**THE REQUEST:**
Copy out, from the entries below, each line holding the string "document".

* BEGIN RECORDS SHOWN *

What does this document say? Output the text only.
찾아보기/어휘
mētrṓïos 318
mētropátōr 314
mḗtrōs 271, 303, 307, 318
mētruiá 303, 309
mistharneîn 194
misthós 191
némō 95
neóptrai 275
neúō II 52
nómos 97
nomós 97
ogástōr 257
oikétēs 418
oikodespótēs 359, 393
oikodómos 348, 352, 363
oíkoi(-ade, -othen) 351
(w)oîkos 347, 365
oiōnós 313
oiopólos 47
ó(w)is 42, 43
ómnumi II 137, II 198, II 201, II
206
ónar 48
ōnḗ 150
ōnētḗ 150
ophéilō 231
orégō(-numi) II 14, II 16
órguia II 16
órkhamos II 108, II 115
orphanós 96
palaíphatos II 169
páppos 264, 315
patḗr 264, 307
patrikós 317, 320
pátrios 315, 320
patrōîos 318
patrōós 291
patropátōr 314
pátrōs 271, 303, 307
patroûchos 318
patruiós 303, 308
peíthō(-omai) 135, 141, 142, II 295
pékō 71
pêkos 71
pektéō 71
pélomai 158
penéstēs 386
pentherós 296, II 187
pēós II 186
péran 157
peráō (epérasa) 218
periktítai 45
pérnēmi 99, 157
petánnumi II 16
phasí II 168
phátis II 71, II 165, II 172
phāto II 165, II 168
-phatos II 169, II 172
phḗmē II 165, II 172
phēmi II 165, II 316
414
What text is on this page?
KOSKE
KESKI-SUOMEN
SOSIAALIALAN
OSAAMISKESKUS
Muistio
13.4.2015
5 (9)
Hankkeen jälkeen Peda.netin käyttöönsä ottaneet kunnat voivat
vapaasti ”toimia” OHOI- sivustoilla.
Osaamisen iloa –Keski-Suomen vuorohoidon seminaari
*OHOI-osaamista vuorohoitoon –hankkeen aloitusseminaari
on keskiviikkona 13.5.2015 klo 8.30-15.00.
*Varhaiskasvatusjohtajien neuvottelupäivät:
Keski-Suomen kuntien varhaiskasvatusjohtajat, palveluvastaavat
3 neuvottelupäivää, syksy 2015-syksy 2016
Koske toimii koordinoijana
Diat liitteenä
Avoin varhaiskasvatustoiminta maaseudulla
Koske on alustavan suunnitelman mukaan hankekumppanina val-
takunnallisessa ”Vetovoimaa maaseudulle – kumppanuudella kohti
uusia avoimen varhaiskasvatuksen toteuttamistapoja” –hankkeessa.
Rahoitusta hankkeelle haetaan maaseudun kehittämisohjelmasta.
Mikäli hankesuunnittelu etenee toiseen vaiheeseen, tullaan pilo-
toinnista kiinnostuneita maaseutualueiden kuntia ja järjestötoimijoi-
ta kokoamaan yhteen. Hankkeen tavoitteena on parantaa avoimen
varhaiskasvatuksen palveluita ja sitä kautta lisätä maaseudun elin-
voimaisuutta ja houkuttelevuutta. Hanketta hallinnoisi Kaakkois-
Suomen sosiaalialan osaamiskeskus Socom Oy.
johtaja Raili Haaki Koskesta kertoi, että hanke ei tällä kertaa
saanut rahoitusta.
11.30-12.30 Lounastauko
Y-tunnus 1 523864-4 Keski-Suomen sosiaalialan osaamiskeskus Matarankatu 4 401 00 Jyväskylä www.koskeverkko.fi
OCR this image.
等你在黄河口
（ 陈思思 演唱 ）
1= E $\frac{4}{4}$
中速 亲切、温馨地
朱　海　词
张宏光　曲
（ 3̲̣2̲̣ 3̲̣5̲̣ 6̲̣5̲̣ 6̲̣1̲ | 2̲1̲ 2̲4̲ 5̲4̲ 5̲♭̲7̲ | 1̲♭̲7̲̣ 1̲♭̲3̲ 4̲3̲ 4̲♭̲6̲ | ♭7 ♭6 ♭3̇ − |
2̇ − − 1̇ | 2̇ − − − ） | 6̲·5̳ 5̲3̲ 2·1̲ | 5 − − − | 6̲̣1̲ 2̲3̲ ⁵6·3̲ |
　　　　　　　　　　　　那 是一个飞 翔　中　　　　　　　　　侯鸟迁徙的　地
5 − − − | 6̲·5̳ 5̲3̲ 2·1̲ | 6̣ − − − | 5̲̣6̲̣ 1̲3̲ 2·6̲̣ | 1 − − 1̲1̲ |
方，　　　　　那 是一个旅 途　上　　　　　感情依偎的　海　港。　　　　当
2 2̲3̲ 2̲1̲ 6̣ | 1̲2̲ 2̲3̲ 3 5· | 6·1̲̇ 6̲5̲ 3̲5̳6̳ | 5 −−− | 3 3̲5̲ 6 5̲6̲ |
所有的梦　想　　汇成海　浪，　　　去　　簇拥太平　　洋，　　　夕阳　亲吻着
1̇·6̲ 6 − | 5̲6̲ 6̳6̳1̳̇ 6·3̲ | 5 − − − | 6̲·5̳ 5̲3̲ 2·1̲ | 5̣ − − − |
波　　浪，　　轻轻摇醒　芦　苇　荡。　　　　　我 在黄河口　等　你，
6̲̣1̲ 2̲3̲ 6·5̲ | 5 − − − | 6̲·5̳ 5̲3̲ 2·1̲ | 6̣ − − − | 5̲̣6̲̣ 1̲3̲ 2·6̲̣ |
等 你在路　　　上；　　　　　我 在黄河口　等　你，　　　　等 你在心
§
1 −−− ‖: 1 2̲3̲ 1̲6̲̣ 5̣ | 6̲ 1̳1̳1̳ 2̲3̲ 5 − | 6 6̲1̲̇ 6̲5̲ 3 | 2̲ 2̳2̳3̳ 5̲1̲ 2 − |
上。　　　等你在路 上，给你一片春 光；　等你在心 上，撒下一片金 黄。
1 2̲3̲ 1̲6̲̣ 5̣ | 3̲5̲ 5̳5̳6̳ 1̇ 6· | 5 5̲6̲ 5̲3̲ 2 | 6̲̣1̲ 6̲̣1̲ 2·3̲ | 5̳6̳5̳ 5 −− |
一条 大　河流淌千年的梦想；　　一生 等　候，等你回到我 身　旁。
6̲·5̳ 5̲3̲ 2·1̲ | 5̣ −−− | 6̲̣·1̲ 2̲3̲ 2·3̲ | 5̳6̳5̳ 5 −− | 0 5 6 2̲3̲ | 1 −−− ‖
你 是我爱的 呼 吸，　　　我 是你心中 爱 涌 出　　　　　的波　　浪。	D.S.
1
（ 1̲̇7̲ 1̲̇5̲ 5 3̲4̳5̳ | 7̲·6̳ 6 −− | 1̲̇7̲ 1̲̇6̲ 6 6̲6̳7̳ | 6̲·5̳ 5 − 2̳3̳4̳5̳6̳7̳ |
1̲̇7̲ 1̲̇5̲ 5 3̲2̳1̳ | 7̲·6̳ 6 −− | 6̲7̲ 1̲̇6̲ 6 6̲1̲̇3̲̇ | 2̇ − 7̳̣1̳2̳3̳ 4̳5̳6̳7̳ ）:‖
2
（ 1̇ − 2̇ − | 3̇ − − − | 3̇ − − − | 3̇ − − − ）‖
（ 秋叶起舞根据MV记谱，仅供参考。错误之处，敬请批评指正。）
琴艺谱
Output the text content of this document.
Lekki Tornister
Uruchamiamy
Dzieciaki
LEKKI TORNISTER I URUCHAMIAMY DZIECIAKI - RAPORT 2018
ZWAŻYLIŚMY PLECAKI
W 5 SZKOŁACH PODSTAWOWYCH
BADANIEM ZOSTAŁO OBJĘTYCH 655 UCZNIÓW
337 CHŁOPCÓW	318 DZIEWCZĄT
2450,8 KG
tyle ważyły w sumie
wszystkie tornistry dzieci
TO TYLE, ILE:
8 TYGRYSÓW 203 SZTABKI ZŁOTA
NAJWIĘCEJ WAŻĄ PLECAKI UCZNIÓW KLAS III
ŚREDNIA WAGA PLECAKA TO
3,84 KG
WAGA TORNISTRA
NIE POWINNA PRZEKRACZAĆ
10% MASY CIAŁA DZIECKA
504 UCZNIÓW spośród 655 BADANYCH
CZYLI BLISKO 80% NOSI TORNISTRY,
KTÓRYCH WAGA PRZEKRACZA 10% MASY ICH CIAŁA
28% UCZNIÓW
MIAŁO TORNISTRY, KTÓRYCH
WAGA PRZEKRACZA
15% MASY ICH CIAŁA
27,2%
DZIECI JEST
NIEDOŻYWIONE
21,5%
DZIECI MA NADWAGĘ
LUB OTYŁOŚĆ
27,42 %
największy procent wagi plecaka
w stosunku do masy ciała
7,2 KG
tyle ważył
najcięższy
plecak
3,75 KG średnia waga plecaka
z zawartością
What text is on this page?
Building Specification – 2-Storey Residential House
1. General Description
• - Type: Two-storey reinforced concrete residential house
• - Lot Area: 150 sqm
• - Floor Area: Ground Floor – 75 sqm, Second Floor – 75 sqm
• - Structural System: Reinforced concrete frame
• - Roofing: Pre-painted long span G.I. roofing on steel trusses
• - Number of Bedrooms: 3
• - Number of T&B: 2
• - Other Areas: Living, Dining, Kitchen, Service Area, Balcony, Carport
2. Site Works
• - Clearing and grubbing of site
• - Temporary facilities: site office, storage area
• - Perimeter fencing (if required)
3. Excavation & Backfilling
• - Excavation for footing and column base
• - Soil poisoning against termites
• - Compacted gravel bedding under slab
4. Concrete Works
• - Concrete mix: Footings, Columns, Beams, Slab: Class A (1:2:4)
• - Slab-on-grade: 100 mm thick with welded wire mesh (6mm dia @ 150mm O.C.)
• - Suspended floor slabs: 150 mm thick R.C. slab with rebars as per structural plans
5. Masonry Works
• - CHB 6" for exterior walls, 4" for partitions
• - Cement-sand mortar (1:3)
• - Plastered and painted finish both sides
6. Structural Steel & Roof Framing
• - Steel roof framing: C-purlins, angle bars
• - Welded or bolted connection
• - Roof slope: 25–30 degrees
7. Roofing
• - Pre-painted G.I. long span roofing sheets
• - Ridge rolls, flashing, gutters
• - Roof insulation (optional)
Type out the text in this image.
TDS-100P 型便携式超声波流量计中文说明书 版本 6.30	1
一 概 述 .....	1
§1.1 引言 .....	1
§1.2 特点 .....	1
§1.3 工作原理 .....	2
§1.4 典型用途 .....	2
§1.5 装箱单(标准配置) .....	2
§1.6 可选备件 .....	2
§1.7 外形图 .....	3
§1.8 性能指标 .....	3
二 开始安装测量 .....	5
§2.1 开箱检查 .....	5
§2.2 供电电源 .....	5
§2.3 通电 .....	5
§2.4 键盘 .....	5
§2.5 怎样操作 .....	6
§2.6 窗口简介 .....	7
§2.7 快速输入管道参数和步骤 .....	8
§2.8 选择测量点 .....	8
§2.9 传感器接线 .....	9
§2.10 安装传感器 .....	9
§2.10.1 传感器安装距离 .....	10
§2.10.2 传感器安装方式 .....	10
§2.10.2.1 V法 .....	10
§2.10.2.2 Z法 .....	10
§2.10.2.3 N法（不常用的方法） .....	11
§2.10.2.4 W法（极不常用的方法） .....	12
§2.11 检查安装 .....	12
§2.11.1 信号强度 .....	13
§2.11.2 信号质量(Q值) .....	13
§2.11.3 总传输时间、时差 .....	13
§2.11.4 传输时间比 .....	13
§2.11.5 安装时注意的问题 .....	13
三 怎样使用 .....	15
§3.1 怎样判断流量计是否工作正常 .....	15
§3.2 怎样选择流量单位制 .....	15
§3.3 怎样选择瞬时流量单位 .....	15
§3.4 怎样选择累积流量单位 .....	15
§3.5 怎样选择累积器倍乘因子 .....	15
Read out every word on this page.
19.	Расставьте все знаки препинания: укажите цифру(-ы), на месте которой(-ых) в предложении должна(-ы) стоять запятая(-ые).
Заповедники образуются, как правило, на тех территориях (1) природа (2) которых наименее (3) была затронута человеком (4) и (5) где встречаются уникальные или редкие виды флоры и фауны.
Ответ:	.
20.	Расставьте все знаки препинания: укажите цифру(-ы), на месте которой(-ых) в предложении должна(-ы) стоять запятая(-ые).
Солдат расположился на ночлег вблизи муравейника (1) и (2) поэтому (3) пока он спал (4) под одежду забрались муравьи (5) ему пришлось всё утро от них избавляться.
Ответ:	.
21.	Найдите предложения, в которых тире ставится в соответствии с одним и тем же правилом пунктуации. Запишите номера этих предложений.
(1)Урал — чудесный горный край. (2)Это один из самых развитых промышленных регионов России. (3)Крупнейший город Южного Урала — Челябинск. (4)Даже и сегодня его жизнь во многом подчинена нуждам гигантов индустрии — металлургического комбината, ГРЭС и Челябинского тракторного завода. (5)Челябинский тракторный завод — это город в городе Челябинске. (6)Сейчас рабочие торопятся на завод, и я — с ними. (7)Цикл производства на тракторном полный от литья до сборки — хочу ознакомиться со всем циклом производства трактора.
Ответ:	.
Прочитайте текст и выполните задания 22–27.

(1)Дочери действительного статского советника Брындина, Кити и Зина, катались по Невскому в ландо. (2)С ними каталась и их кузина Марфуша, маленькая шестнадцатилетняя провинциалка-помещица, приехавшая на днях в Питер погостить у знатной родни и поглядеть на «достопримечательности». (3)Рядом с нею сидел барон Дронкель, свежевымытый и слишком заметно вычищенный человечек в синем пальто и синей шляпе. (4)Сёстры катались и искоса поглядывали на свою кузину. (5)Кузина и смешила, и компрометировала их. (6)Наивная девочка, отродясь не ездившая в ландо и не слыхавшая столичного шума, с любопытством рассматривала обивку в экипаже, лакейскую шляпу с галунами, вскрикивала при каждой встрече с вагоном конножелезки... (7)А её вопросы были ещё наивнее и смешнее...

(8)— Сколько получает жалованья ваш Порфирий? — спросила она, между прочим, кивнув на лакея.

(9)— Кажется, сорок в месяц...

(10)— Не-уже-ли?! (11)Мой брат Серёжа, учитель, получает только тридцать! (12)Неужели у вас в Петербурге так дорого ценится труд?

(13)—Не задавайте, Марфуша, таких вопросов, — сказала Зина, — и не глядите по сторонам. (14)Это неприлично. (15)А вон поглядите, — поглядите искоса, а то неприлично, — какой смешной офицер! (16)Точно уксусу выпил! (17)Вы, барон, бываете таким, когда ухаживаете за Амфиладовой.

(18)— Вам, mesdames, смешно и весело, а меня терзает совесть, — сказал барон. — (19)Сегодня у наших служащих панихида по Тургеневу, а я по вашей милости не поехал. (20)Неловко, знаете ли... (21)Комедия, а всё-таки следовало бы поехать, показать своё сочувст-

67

* END RECORDS SHOWN *

**EXERCISE RESULT:**
What does this document say? Output the text only.
Output the text content of this document.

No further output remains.